Each line from the one that contains "Convert this document image to plain text." to the end of the material must be quoted exactly; include both end lines and nothing else.

>> Start

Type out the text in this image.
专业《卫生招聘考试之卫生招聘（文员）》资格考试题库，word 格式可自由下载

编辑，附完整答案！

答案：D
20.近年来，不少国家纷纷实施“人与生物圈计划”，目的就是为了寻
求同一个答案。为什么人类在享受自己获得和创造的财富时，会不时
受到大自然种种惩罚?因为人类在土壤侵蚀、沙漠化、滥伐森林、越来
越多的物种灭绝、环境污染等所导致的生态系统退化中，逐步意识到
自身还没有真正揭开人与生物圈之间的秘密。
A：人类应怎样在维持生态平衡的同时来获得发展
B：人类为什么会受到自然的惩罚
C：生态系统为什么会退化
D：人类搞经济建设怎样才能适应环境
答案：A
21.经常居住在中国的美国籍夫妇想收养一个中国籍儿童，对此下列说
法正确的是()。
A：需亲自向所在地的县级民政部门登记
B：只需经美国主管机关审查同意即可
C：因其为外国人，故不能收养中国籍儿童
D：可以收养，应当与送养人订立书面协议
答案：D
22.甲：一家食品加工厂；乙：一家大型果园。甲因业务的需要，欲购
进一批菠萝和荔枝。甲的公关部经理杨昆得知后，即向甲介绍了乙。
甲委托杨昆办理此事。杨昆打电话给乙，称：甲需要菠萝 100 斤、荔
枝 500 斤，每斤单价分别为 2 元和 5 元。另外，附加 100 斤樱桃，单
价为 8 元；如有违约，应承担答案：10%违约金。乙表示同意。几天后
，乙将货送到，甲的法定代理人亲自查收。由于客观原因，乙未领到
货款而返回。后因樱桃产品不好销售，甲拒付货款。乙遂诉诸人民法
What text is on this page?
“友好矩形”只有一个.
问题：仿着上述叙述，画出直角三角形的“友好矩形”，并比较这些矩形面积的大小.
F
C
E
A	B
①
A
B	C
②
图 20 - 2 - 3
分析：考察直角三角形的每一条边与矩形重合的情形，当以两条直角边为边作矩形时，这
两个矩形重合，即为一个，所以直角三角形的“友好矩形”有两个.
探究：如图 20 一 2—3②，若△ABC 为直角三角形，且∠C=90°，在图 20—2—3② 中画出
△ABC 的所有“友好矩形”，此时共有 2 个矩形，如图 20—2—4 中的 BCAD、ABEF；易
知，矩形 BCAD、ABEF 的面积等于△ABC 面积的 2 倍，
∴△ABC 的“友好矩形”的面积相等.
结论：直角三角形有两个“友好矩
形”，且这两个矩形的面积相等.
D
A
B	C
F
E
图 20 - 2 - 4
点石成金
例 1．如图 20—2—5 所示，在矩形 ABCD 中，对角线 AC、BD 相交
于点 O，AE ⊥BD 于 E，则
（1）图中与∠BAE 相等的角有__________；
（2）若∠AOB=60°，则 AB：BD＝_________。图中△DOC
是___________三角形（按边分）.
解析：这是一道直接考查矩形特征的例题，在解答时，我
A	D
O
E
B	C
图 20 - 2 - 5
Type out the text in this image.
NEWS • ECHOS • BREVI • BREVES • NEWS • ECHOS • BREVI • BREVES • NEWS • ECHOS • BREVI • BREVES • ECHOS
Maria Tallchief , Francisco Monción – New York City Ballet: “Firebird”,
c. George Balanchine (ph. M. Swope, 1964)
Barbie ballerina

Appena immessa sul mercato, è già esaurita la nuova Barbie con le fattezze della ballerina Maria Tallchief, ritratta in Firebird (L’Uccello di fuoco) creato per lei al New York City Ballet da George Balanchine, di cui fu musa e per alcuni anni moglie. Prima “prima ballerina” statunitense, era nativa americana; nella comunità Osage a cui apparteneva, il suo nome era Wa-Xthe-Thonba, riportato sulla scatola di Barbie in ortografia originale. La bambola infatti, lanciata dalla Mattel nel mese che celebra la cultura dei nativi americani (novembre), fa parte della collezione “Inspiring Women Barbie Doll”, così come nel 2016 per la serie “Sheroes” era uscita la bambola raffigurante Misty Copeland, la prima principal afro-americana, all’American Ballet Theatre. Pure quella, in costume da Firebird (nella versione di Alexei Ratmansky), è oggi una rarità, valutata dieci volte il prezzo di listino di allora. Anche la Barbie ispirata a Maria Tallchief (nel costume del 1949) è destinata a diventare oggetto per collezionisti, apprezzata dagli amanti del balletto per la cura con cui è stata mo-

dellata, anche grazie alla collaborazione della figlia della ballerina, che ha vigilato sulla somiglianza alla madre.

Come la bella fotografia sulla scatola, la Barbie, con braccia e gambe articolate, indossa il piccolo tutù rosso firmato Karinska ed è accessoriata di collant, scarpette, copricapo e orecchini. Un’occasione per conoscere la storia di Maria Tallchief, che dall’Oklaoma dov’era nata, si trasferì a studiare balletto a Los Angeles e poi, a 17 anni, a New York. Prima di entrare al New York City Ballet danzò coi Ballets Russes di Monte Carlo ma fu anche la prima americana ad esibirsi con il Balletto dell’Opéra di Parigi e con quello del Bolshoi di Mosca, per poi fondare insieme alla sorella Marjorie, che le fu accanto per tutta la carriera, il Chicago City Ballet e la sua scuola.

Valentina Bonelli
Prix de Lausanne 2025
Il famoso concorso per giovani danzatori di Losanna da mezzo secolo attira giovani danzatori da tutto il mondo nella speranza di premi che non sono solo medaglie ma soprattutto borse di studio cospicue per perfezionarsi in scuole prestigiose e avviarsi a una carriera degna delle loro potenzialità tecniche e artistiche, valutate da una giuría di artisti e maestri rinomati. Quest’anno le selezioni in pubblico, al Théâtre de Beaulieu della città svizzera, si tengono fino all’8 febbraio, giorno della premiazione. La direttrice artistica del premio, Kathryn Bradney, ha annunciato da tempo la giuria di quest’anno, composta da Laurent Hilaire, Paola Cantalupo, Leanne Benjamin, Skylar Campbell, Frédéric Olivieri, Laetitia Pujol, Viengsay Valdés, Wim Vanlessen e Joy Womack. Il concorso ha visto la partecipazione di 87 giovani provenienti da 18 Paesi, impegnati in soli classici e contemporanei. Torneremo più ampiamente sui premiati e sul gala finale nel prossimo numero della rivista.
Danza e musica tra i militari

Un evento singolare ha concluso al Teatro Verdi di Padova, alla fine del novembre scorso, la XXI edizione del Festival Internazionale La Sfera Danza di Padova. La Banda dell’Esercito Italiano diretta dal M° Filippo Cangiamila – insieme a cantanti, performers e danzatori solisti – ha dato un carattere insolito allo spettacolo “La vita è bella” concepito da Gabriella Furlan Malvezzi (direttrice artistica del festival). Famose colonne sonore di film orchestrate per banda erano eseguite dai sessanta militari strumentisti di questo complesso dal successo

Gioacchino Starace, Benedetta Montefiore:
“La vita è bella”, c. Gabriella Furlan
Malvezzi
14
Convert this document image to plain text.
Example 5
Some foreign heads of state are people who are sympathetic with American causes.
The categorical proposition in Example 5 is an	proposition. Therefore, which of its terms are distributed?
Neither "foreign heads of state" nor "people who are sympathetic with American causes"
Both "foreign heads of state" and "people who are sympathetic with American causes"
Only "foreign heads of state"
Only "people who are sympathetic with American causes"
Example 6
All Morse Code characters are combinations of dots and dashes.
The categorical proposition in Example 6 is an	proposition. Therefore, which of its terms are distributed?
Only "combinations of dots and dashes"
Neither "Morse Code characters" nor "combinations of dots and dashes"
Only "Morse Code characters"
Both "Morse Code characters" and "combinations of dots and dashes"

>> End

* Task answer:
Convert this document image to plain text.
Example 5
Some foreign heads of state are people who are sympathetic with American causes.
The categorical proposition in Example 5 is an	proposition. Therefore, which of its terms are distributed?
Neither "foreign heads of state" nor "people who are sympathetic with American causes"
Both "foreign heads of state" and "people who are sympathetic with American causes"
Only "foreign heads of state"
Only "people who are sympathetic with American causes"
Example 6
All Morse Code characters are combinations of dots and dashes.
The categorical proposition in Example 6 is an	proposition. Therefore, which of its terms are distributed?
Only "combinations of dots and dashes"
Neither "Morse Code characters" nor "combinations of dots and dashes"
Only "Morse Code characters"
Both "Morse Code characters" and "combinations of dots and dashes"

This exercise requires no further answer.